Required work — Pick out and copy every line below that has the word "value".

****************************************

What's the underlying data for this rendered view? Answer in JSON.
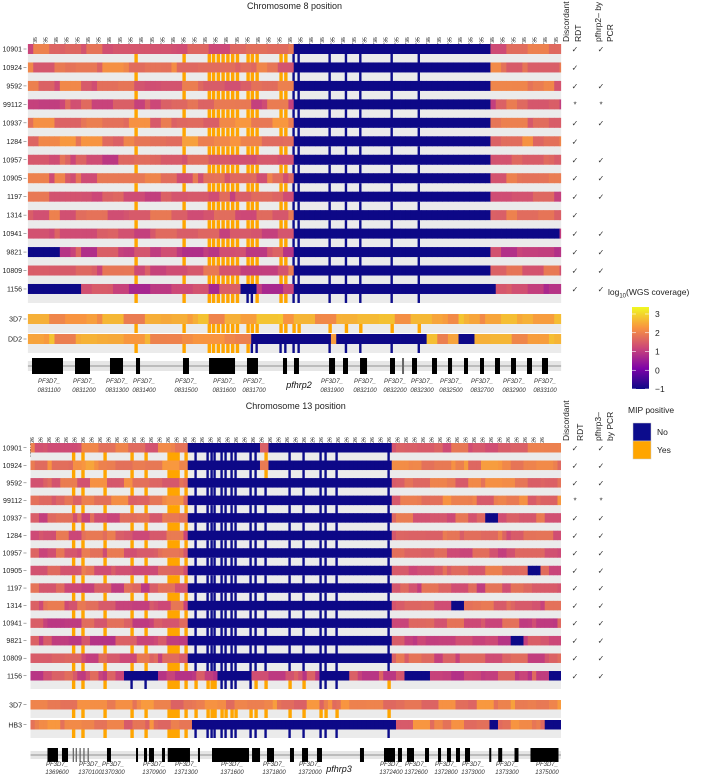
{
  "legend_coverage": {
    "title_prefix": "log",
    "title_sub": "10",
    "title_suffix": "(WGS coverage)",
    "ticks": [
      {
        "value": 3,
        "label": "3"
      },
      {
        "value": 2,
        "label": "2"
      },
      {
        "value": 1,
        "label": "1"
      },
      {
        "value": 0,
        "label": "0"
      },
      {
        "value": -1,
        "label": "−1"
      }
    ],
    "range": [
      -1,
      3.4
    ]
  },
  "legend_mip": {
    "title": "MIP positive",
    "items": [
      {
        "label": "No",
        "color": "#0c0c8c"
      },
      {
        "label": "Yes",
        "color": "#ffa500"
      }
    ]
  },
  "colors": {
    "background_band": "#ebebeb",
    "gene": "#000000",
    "gene_track": "#e6e6e6"
  },
  "chart_data": [
    {
      "type": "heatmap",
      "title": "Chromosome 8 position",
      "col_header_1": [
        "Discordant",
        "RDT"
      ],
      "col_header_2": [
        "pfhrp2– by",
        "PCR"
      ],
      "x_range": [
        1324400,
        1424700
      ],
      "tick_start": 1325735,
      "tick_step": 2000,
      "tick_count": 50,
      "mip_probes": [
        1344735,
        1353765,
        1358500,
        1359300,
        1360200,
        1361100,
        1362000,
        1362900,
        1363800,
        1365800,
        1366600,
        1367500,
        1372000,
        1372900,
        1374450,
        1375400,
        1381230,
        1384300,
        1387000,
        1392900,
        1398000
      ],
      "samples": [
        {
          "id": "10901",
          "base": 1.6,
          "del": [
            [
              1374000,
              1411000
            ]
          ],
          "rdt": "✓",
          "pcr": "✓"
        },
        {
          "id": "10924",
          "base": 1.8,
          "del": [
            [
              1374000,
              1411000
            ]
          ],
          "rdt": "✓",
          "pcr": ""
        },
        {
          "id": "9592",
          "base": 1.7,
          "del": [
            [
              1374000,
              1411000
            ]
          ],
          "rdt": "✓",
          "pcr": "✓"
        },
        {
          "id": "99112",
          "base": 1.5,
          "del": [
            [
              1374000,
              1411000
            ]
          ],
          "rdt": "*",
          "pcr": "*"
        },
        {
          "id": "10937",
          "base": 1.9,
          "del": [
            [
              1374000,
              1411000
            ]
          ],
          "rdt": "✓",
          "pcr": "✓"
        },
        {
          "id": "1284",
          "base": 2.0,
          "del": [
            [
              1374000,
              1411000
            ]
          ],
          "rdt": "✓",
          "pcr": ""
        },
        {
          "id": "10957",
          "base": 1.4,
          "del": [
            [
              1374000,
              1411000
            ]
          ],
          "rdt": "✓",
          "pcr": "✓"
        },
        {
          "id": "10905",
          "base": 1.7,
          "del": [
            [
              1374000,
              1411000
            ]
          ],
          "rdt": "✓",
          "pcr": "✓"
        },
        {
          "id": "1197",
          "base": 1.5,
          "del": [
            [
              1374000,
              1411000
            ]
          ],
          "rdt": "✓",
          "pcr": "✓"
        },
        {
          "id": "1314",
          "base": 1.6,
          "del": [
            [
              1374000,
              1411000
            ]
          ],
          "rdt": "✓",
          "pcr": ""
        },
        {
          "id": "10941",
          "base": 1.3,
          "del": [
            [
              1374000,
              1424700
            ]
          ],
          "rdt": "✓",
          "pcr": "✓"
        },
        {
          "id": "9821",
          "base": 1.2,
          "del": [
            [
              1324400,
              1330000
            ],
            [
              1374000,
              1411000
            ]
          ],
          "rdt": "✓",
          "pcr": "✓"
        },
        {
          "id": "10809",
          "base": 1.5,
          "del": [
            [
              1374000,
              1411000
            ]
          ],
          "rdt": "✓",
          "pcr": "✓"
        },
        {
          "id": "1156",
          "base": 1.1,
          "del": [
            [
              1324400,
              1334000
            ],
            [
              1364000,
              1367500
            ],
            [
              1374000,
              1412000
            ]
          ],
          "rdt": "✓",
          "pcr": "✓"
        }
      ],
      "references": [
        {
          "id": "3D7",
          "base": 2.4,
          "del": []
        },
        {
          "id": "DD2",
          "base": 2.4,
          "del": [
            [
              1366400,
              1381500
            ],
            [
              1382500,
              1399500
            ],
            [
              1405000,
              1408000
            ]
          ]
        }
      ],
      "genes": [
        [
          1325171,
          1331000
        ],
        [
          1333260,
          1336080
        ],
        [
          1339840,
          1342290
        ],
        [
          1344730,
          1345490
        ],
        [
          1353570,
          1354700
        ],
        [
          1358470,
          1363360
        ],
        [
          1365610,
          1367680
        ],
        [
          1372380,
          1373140
        ],
        [
          1374450,
          1375390
        ],
        [
          1381040,
          1382170
        ],
        [
          1383670,
          1384610
        ],
        [
          1386870,
          1388190
        ],
        [
          1392510,
          1393450
        ],
        [
          1394770,
          1395150
        ],
        [
          1396650,
          1397590
        ],
        [
          1400410,
          1401350
        ],
        [
          1403420,
          1404180
        ],
        [
          1406430,
          1407180
        ],
        [
          1409440,
          1410190
        ],
        [
          1412260,
          1413200
        ],
        [
          1415270,
          1416210
        ],
        [
          1418280,
          1419220
        ],
        [
          1421100,
          1422230
        ]
      ],
      "gene_labels": [
        {
          "pos": 1328370,
          "l1": "PF3D7_",
          "l2": "0831100"
        },
        {
          "pos": 1334950,
          "l1": "PF3D7_",
          "l2": "0831200"
        },
        {
          "pos": 1341160,
          "l1": "PF3D7_",
          "l2": "0831300"
        },
        {
          "pos": 1346240,
          "l1": "PF3D7_",
          "l2": "0831400"
        },
        {
          "pos": 1354140,
          "l1": "PF3D7_",
          "l2": "0831500"
        },
        {
          "pos": 1361310,
          "l1": "PF3D7_",
          "l2": "0831600"
        },
        {
          "pos": 1366930,
          "l1": "PF3D7_",
          "l2": "0831700"
        },
        {
          "pos": 1375390,
          "big": "pfhrp2"
        },
        {
          "pos": 1381600,
          "l1": "PF3D7_",
          "l2": "0831900"
        },
        {
          "pos": 1387810,
          "l1": "PF3D7_",
          "l2": "0832100"
        },
        {
          "pos": 1393450,
          "l1": "PF3D7_",
          "l2": "0832200"
        },
        {
          "pos": 1398530,
          "l1": "PF3D7_",
          "l2": "0832300"
        },
        {
          "pos": 1403980,
          "l1": "PF3D7_",
          "l2": "0832500"
        },
        {
          "pos": 1409820,
          "l1": "PF3D7_",
          "l2": "0832700"
        },
        {
          "pos": 1415840,
          "l1": "PF3D7_",
          "l2": "0832900"
        },
        {
          "pos": 1421670,
          "l1": "PF3D7_",
          "l2": "0833100"
        }
      ]
    },
    {
      "type": "heatmap",
      "title": "Chromosome 13 position",
      "col_header_1": [
        "Discordant",
        "RDT"
      ],
      "col_header_2": [
        "pfhrp3–",
        "by PCR"
      ],
      "x_range": [
        2770870,
        2895700
      ],
      "tick_start": 2771226,
      "tick_step": 2000,
      "tick_count": 61,
      "mip_probes": [
        2781000,
        2783200,
        2788400,
        2794750,
        2798050,
        2803460,
        2804170,
        2804870,
        2805580,
        2807460,
        2809810,
        2812640,
        2813580,
        2814280,
        2815930,
        2816870,
        2818280,
        2819220,
        2822750,
        2823930,
        2826280,
        2831930,
        2835220,
        2839220,
        2840400,
        2842990,
        2855230
      ],
      "samples": [
        {
          "id": "10901",
          "base": 1.7,
          "del": [
            [
              2807900,
              2825300
            ],
            [
              2827200,
              2855900
            ]
          ],
          "rdt": "✓",
          "pcr": "✓"
        },
        {
          "id": "10924",
          "base": 2.1,
          "del": [
            [
              2807900,
              2825300
            ],
            [
              2827200,
              2855900
            ]
          ],
          "rdt": "✓",
          "pcr": "✓"
        },
        {
          "id": "9592",
          "base": 1.8,
          "del": [
            [
              2807900,
              2855900
            ]
          ],
          "rdt": "✓",
          "pcr": "✓"
        },
        {
          "id": "99112",
          "base": 1.9,
          "del": [
            [
              2807900,
              2855900
            ]
          ],
          "rdt": "*",
          "pcr": "*"
        },
        {
          "id": "10937",
          "base": 1.5,
          "del": [
            [
              2807900,
              2855900
            ],
            [
              2878000,
              2881000
            ]
          ],
          "rdt": "✓",
          "pcr": "✓"
        },
        {
          "id": "1284",
          "base": 1.6,
          "del": [
            [
              2807900,
              2855900
            ]
          ],
          "rdt": "✓",
          "pcr": "✓"
        },
        {
          "id": "10957",
          "base": 1.5,
          "del": [
            [
              2807900,
              2855900
            ]
          ],
          "rdt": "✓",
          "pcr": "✓"
        },
        {
          "id": "10905",
          "base": 1.6,
          "del": [
            [
              2807900,
              2855900
            ],
            [
              2888000,
              2891000
            ]
          ],
          "rdt": "✓",
          "pcr": "✓"
        },
        {
          "id": "1197",
          "base": 1.4,
          "del": [
            [
              2807900,
              2855900
            ]
          ],
          "rdt": "✓",
          "pcr": "✓"
        },
        {
          "id": "1314",
          "base": 1.5,
          "del": [
            [
              2807900,
              2855900
            ],
            [
              2870000,
              2873000
            ]
          ],
          "rdt": "✓",
          "pcr": "✓"
        },
        {
          "id": "10941",
          "base": 1.4,
          "del": [
            [
              2807900,
              2855900
            ]
          ],
          "rdt": "✓",
          "pcr": "✓"
        },
        {
          "id": "9821",
          "base": 1.3,
          "del": [
            [
              2807900,
              2855900
            ],
            [
              2884000,
              2887000
            ]
          ],
          "rdt": "✓",
          "pcr": "✓"
        },
        {
          "id": "10809",
          "base": 1.5,
          "del": [
            [
              2807900,
              2855900
            ]
          ],
          "rdt": "✓",
          "pcr": "✓"
        },
        {
          "id": "1156",
          "base": 1.3,
          "del": [
            [
              2792600,
              2800900
            ],
            [
              2815200,
              2823200
            ],
            [
              2838800,
              2846000
            ],
            [
              2858500,
              2865100
            ],
            [
              2893000,
              2895700
            ]
          ],
          "rdt": "✓",
          "pcr": "✓"
        }
      ],
      "references": [
        {
          "id": "3D7",
          "base": 2.0,
          "del": []
        },
        {
          "id": "HB3",
          "base": 1.9,
          "del": [
            [
              2809100,
              2857300
            ],
            [
              2879000,
              2881000
            ],
            [
              2892000,
              2895700
            ]
          ]
        }
      ],
      "genes": [
        [
          2774870,
          2777340
        ],
        [
          2778280,
          2779700
        ],
        [
          2780800,
          2781100
        ],
        [
          2781500,
          2781800
        ],
        [
          2782400,
          2782700
        ],
        [
          2783300,
          2783600
        ],
        [
          2784300,
          2784600
        ],
        [
          2788870,
          2789810
        ],
        [
          2795700,
          2796170
        ],
        [
          2797580,
          2798290
        ],
        [
          2798760,
          2799930
        ],
        [
          2801810,
          2802520
        ],
        [
          2803170,
          2808400
        ],
        [
          2810280,
          2810750
        ],
        [
          2813580,
          2822290
        ],
        [
          2823000,
          2824880
        ],
        [
          2826520,
          2828170
        ],
        [
          2831930,
          2832870
        ],
        [
          2834760,
          2836170
        ],
        [
          2838280,
          2839460
        ],
        [
          2848400,
          2849340
        ],
        [
          2854050,
          2856640
        ],
        [
          2857340,
          2858280
        ],
        [
          2859460,
          2861110
        ],
        [
          2863700,
          2864640
        ],
        [
          2866760,
          2867470
        ],
        [
          2868870,
          2869810
        ],
        [
          2870990,
          2871930
        ],
        [
          2873110,
          2874290
        ],
        [
          2878820,
          2879290
        ],
        [
          2880920,
          2881860
        ],
        [
          2884760,
          2885700
        ],
        [
          2888520,
          2895110
        ]
      ],
      "gene_labels": [
        {
          "pos": 2777110,
          "l1": "PF3D7_",
          "l2": "1369600"
        },
        {
          "pos": 2784870,
          "l1": "PF3D7_",
          "l2": "1370100"
        },
        {
          "pos": 2790280,
          "l1": "PF3D7_",
          "l2": "1370300"
        },
        {
          "pos": 2799930,
          "l1": "PF3D7_",
          "l2": "1370900"
        },
        {
          "pos": 2807460,
          "l1": "PF3D7_",
          "l2": "1371300"
        },
        {
          "pos": 2818290,
          "l1": "PF3D7_",
          "l2": "1371600"
        },
        {
          "pos": 2828170,
          "l1": "PF3D7_",
          "l2": "1371800"
        },
        {
          "pos": 2836640,
          "l1": "PF3D7_",
          "l2": "1372000"
        },
        {
          "pos": 2843460,
          "big": "pfhrp3"
        },
        {
          "pos": 2855700,
          "l1": "PF3D7_",
          "l2": "1372400"
        },
        {
          "pos": 2861580,
          "l1": "PF3D7_",
          "l2": "1372600"
        },
        {
          "pos": 2868640,
          "l1": "PF3D7_",
          "l2": "1372800"
        },
        {
          "pos": 2874990,
          "l1": "PF3D7_",
          "l2": "1373000"
        },
        {
          "pos": 2882990,
          "l1": "PF3D7_",
          "l2": "1373300"
        },
        {
          "pos": 2892400,
          "l1": "PF3D7_",
          "l2": "1375000"
        }
      ]
    }
  ]
}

****************************************

Answer to this task —
        "value": 3,
        "value": 2,
        "value": 1,
        "value": 0,
        "value": -1,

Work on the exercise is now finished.